__Written request__
Report every line in the listing below where the string "ipsum" shows up.

________________

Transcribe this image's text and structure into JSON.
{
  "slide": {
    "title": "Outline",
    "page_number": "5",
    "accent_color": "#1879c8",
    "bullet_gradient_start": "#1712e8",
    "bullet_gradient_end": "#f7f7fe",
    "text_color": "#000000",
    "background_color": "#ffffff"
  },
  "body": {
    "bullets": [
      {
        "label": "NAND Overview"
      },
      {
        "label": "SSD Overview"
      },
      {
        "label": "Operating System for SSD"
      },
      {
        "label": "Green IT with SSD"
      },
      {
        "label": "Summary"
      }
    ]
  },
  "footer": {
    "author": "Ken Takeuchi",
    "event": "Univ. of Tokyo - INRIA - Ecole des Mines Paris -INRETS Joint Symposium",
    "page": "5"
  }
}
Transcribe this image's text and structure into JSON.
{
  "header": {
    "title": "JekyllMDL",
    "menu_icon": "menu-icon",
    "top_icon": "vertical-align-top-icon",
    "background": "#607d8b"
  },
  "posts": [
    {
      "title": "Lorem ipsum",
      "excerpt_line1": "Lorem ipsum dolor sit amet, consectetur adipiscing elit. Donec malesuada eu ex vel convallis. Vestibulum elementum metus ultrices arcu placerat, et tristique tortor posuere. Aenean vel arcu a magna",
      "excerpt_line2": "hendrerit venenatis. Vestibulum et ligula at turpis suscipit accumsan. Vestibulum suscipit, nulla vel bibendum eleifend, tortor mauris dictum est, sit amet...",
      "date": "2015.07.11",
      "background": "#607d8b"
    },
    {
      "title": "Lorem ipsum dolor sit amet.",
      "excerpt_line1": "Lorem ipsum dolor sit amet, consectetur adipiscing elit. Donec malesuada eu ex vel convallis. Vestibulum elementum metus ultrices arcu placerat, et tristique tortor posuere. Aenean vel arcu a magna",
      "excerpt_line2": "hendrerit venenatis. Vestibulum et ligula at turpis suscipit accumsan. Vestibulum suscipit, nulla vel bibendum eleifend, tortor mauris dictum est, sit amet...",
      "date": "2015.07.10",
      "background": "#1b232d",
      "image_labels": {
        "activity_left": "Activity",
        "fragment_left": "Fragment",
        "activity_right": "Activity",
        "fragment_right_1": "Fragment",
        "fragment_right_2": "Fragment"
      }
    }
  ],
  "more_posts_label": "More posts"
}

________________

__Reply to the task__
      "title": "Lorem ipsum",
      "excerpt_line1": "Lorem ipsum dolor sit amet, consectetur adipiscing elit. Donec malesuada eu ex vel convallis. Vestibulum elementum metus ultrices arcu placerat, et tristique tortor posuere. Aenean vel arcu a magna",
      "title": "Lorem ipsum dolor sit amet.",
      "excerpt_line1": "Lorem ipsum dolor sit amet, consectetur adipiscing elit. Donec malesuada eu ex vel convallis. Vestibulum elementum metus ultrices arcu placerat, et tristique tortor posuere. Aenean vel arcu a magna",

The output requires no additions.